_EXERCISE AIM:_
In the material below, identify each line bearing the word "Richness". Reproduce those lines.

(Some records)

·····

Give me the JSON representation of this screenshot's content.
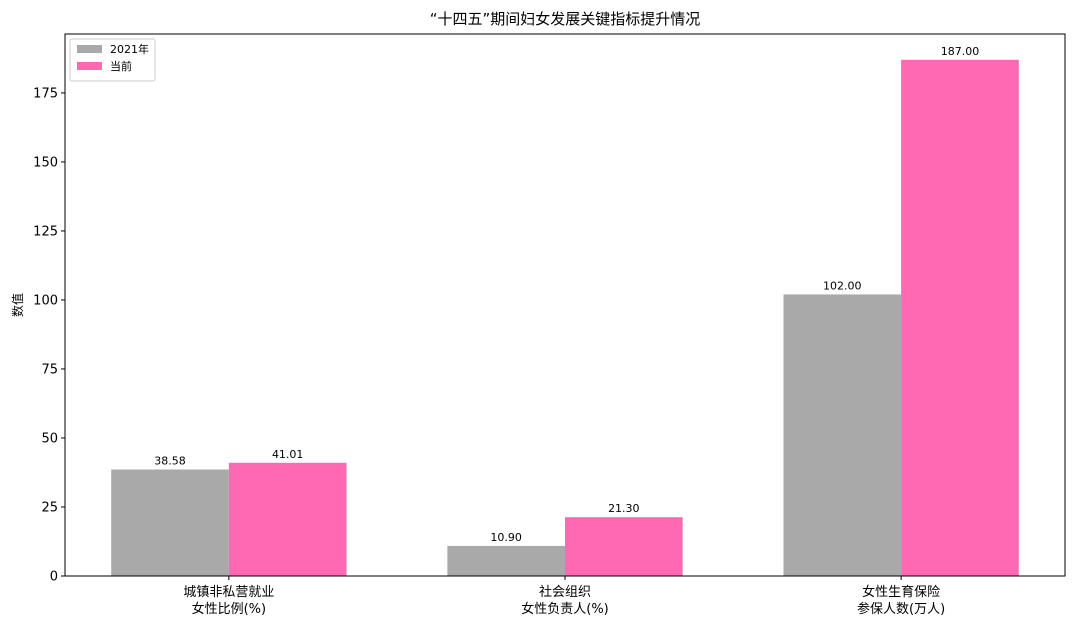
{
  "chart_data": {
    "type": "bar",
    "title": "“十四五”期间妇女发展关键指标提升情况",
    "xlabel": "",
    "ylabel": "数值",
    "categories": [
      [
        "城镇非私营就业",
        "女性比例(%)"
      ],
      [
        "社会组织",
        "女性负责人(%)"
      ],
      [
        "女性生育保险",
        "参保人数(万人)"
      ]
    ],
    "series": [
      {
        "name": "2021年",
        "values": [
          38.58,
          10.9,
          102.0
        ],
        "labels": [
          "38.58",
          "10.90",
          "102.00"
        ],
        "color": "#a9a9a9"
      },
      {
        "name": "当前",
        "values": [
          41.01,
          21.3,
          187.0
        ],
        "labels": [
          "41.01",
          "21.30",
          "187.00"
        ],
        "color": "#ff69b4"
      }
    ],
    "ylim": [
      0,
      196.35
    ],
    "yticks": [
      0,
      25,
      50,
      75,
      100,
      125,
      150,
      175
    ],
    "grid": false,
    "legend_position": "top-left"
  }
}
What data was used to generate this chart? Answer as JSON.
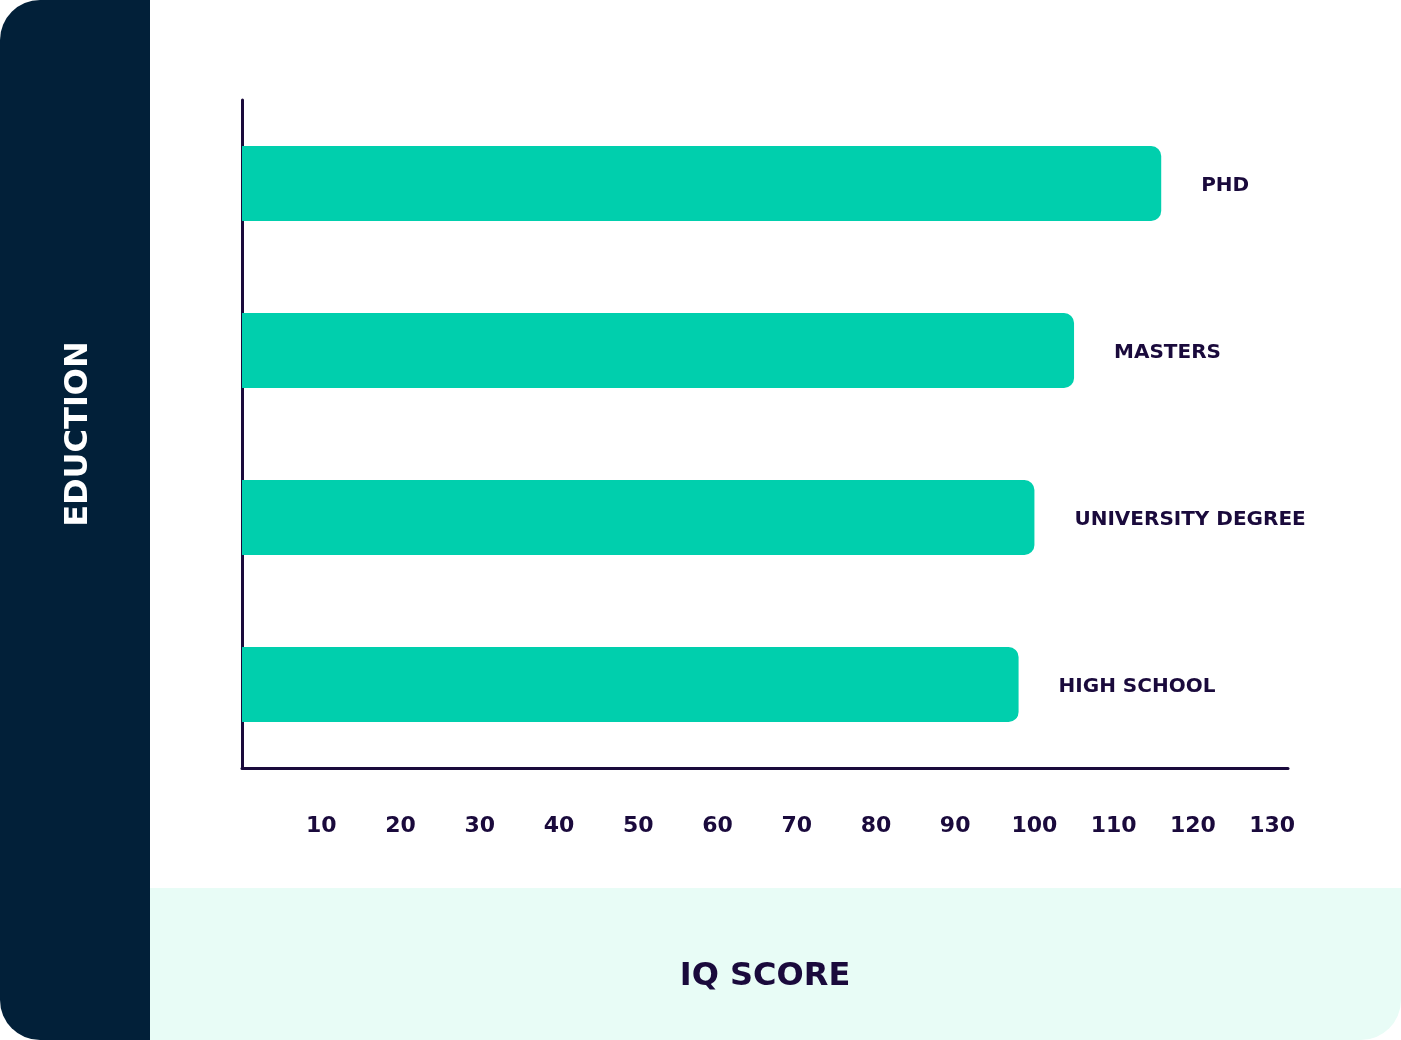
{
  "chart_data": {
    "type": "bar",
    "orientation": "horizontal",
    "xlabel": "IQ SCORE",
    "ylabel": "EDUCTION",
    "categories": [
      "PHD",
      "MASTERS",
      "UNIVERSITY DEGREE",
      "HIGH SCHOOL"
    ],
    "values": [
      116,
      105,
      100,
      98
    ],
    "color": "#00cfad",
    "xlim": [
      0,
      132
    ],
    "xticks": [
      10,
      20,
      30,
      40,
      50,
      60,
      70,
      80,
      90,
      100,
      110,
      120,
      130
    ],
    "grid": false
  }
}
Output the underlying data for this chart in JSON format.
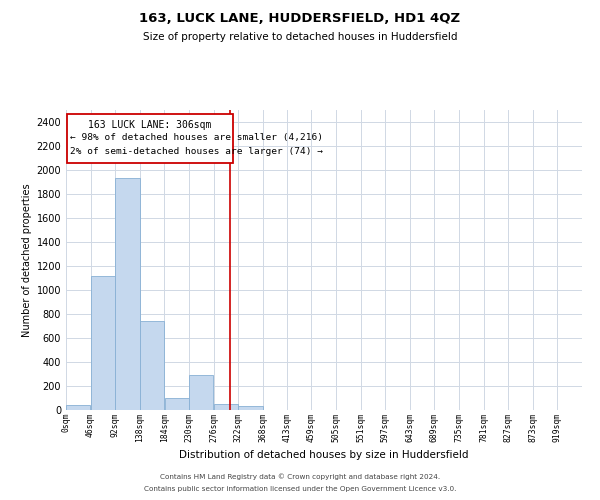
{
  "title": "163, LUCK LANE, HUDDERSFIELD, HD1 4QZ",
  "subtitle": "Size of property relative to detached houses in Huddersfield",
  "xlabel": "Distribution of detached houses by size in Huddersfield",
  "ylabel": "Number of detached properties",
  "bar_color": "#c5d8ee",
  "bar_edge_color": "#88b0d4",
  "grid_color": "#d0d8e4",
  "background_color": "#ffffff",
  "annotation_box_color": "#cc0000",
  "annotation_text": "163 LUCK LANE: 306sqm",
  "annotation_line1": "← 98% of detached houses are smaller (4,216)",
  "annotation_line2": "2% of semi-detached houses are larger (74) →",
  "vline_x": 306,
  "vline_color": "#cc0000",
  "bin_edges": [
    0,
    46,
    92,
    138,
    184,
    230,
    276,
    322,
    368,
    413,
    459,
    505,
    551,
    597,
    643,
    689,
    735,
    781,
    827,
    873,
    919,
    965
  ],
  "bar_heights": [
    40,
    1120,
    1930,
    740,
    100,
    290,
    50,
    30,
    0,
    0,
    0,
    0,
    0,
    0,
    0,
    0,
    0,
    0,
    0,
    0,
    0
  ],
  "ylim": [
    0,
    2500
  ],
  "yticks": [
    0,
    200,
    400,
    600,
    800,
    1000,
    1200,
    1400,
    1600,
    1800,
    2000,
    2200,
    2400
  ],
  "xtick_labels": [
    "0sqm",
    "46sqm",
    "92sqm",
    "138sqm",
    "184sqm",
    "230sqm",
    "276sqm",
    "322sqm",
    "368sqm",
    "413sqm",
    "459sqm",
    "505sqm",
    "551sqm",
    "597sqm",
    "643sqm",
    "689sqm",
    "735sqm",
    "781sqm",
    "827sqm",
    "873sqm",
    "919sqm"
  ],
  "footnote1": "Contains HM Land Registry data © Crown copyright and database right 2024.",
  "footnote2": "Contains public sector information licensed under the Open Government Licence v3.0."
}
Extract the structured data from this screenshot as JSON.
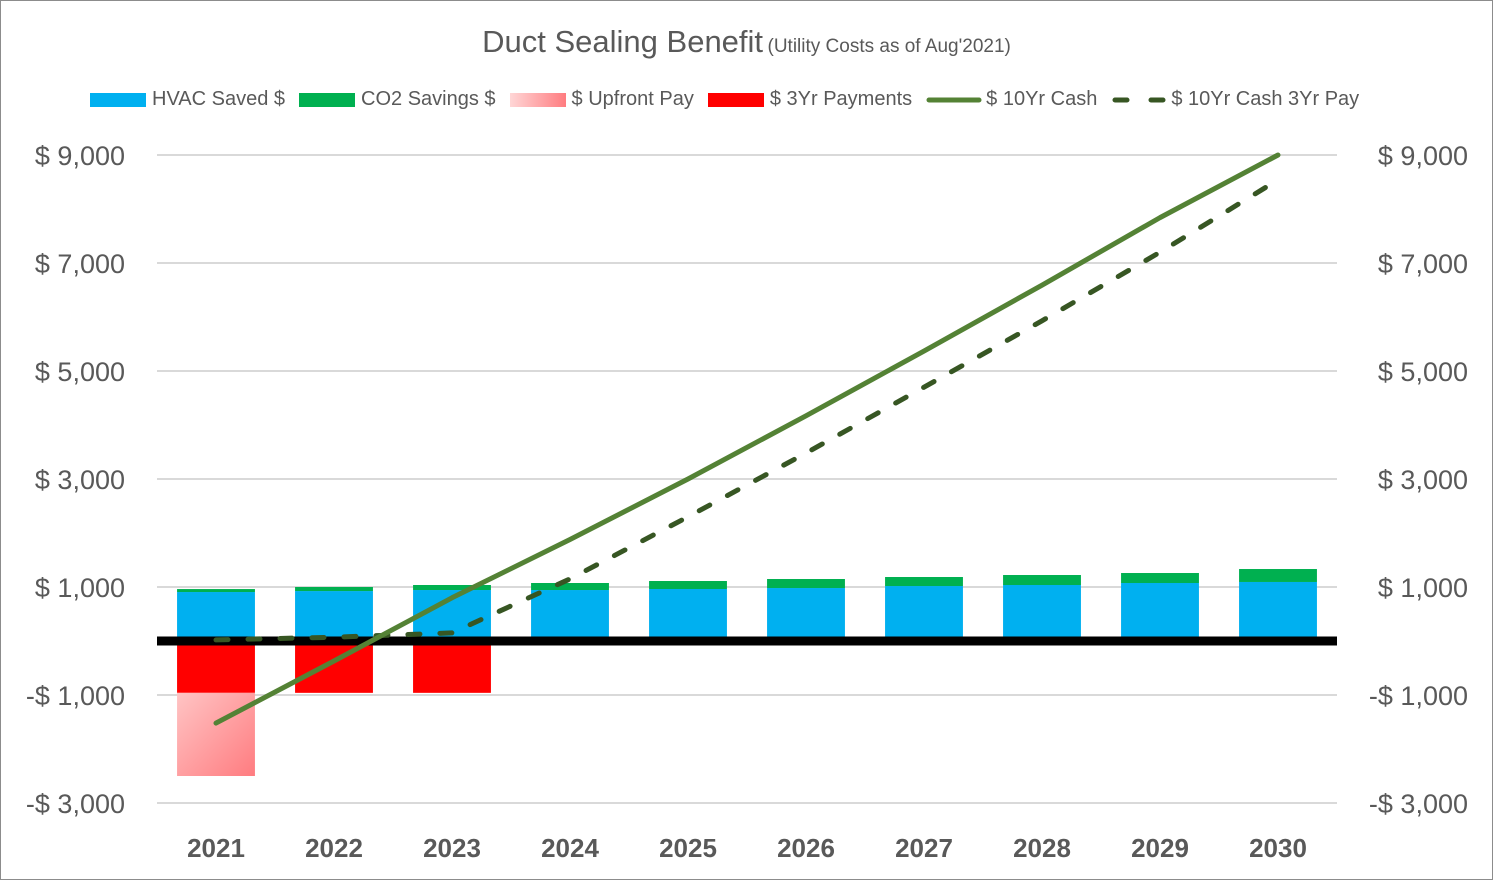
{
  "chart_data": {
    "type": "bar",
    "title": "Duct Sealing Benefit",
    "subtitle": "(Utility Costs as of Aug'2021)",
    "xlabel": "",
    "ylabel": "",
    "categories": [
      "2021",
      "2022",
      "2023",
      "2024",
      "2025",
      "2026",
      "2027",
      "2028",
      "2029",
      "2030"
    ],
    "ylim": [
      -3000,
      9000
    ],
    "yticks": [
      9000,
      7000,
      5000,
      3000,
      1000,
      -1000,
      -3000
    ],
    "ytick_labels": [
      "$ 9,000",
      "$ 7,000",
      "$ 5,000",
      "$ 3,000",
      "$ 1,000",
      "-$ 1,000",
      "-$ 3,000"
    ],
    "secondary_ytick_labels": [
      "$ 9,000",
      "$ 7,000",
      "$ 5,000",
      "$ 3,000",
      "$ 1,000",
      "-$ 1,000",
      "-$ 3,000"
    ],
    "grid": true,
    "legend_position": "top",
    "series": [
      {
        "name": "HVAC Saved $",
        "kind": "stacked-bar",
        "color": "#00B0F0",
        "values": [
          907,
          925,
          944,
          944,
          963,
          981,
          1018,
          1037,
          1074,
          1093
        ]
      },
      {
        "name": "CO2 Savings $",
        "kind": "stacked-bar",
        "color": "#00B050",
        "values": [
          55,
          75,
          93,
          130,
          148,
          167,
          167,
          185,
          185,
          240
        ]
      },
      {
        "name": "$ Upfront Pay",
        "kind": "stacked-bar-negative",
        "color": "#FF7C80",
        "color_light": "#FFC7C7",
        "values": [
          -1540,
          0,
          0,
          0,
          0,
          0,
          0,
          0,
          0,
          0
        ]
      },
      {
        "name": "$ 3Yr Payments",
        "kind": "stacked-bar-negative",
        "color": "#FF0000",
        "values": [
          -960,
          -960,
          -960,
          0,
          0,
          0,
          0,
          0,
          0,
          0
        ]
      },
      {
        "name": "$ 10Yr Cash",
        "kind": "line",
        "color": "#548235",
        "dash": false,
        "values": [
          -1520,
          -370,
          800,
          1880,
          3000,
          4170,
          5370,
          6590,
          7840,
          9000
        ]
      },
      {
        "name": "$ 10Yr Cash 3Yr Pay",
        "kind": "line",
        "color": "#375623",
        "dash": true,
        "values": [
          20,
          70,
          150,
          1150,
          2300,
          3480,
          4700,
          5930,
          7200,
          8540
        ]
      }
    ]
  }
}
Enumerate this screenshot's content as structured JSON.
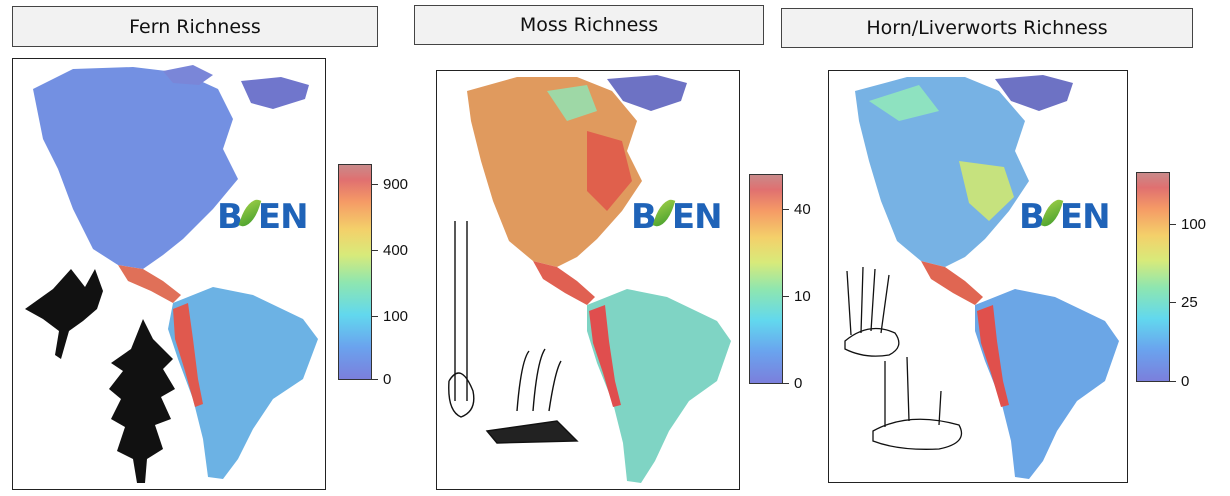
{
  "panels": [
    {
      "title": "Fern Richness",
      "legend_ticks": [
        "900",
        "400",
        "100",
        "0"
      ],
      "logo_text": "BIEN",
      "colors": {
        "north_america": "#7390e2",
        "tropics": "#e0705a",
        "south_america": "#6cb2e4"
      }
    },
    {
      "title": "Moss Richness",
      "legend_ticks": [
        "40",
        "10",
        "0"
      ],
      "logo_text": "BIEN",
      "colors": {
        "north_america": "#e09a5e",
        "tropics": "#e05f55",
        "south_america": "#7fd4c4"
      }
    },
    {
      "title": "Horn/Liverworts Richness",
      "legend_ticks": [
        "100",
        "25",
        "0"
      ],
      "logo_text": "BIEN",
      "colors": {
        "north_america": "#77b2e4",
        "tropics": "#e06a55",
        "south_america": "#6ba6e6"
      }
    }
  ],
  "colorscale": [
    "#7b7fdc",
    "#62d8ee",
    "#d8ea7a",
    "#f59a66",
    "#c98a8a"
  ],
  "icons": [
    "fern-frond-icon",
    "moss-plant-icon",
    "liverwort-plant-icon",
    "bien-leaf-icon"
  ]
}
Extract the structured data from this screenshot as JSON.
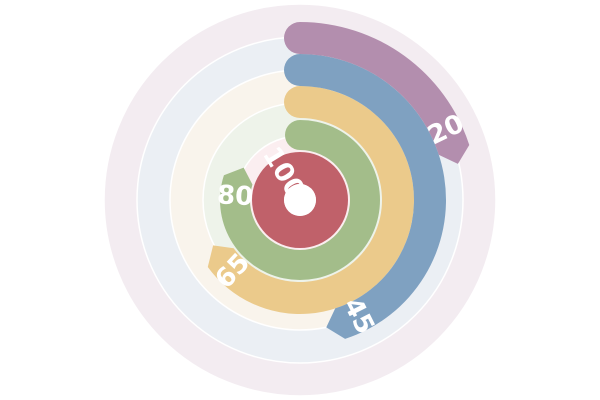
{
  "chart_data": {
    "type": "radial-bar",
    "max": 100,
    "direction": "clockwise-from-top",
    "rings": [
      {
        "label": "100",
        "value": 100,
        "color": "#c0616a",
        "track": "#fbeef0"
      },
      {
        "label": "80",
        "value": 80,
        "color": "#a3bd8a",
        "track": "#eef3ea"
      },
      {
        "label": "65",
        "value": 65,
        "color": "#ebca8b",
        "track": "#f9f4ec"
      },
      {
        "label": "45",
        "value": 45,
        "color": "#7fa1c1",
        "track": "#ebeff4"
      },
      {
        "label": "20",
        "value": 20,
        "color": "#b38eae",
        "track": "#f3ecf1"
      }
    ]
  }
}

·····

_TASK OUTPUT:_
      "title": "Fern Richness",
      "title": "Moss Richness",
      "title": "Horn/Liverworts Richness",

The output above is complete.